(Dataset excerpts)
>>>>>

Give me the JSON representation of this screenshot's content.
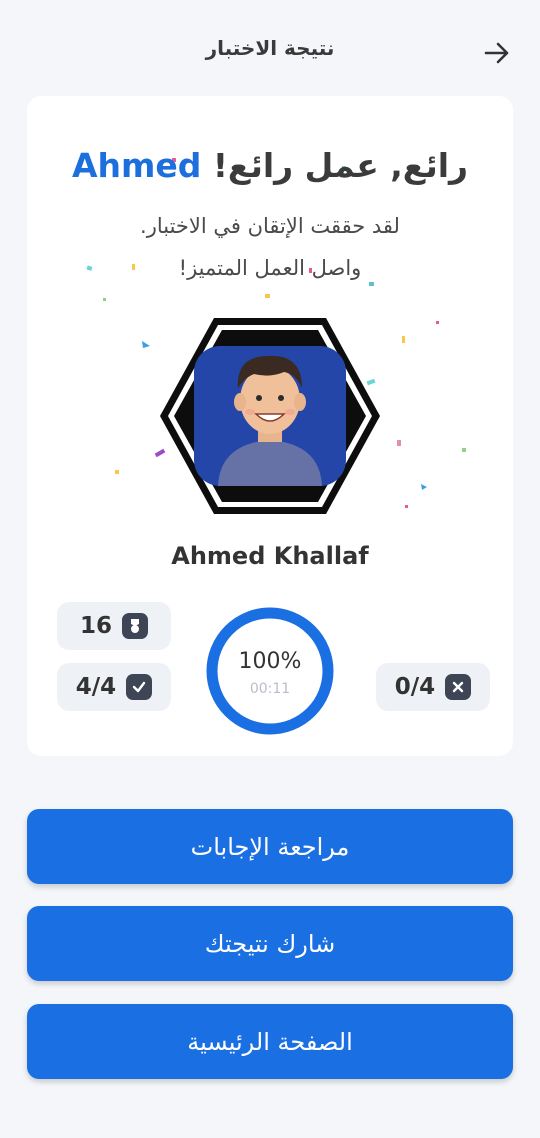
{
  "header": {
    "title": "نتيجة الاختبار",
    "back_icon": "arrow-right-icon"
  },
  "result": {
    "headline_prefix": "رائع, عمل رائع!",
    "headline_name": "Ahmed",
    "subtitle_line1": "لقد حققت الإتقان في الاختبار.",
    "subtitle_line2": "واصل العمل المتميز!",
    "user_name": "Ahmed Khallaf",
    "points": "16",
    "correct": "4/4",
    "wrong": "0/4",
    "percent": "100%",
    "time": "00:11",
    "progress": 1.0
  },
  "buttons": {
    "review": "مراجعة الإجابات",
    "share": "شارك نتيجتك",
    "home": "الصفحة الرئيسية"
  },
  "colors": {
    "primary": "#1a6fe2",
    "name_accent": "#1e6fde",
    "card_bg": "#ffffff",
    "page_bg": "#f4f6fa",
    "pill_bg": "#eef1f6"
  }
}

<<<<<

Task instructions: Your copy of the data should match it exactly, except that pictures are left out.

Correct response:
Give me the JSON representation of this screenshot's content.
{
  "header": {
    "title": "نتيجة الاختبار",
    "back_icon": "arrow-right-icon"
  },
  "result": {
    "headline_prefix": "رائع, عمل رائع!",
    "headline_name": "Ahmed",
    "subtitle_line1": "لقد حققت الإتقان في الاختبار.",
    "subtitle_line2": "واصل العمل المتميز!",
    "user_name": "Ahmed Khallaf",
    "points": "16",
    "correct": "4/4",
    "wrong": "0/4",
    "percent": "100%",
    "time": "00:11",
    "progress": 1.0
  },
  "buttons": {
    "review": "مراجعة الإجابات",
    "share": "شارك نتيجتك",
    "home": "الصفحة الرئيسية"
  },
  "colors": {
    "primary": "#1a6fe2",
    "name_accent": "#1e6fde",
    "card_bg": "#ffffff",
    "page_bg": "#f4f6fa",
    "pill_bg": "#eef1f6"
  }
}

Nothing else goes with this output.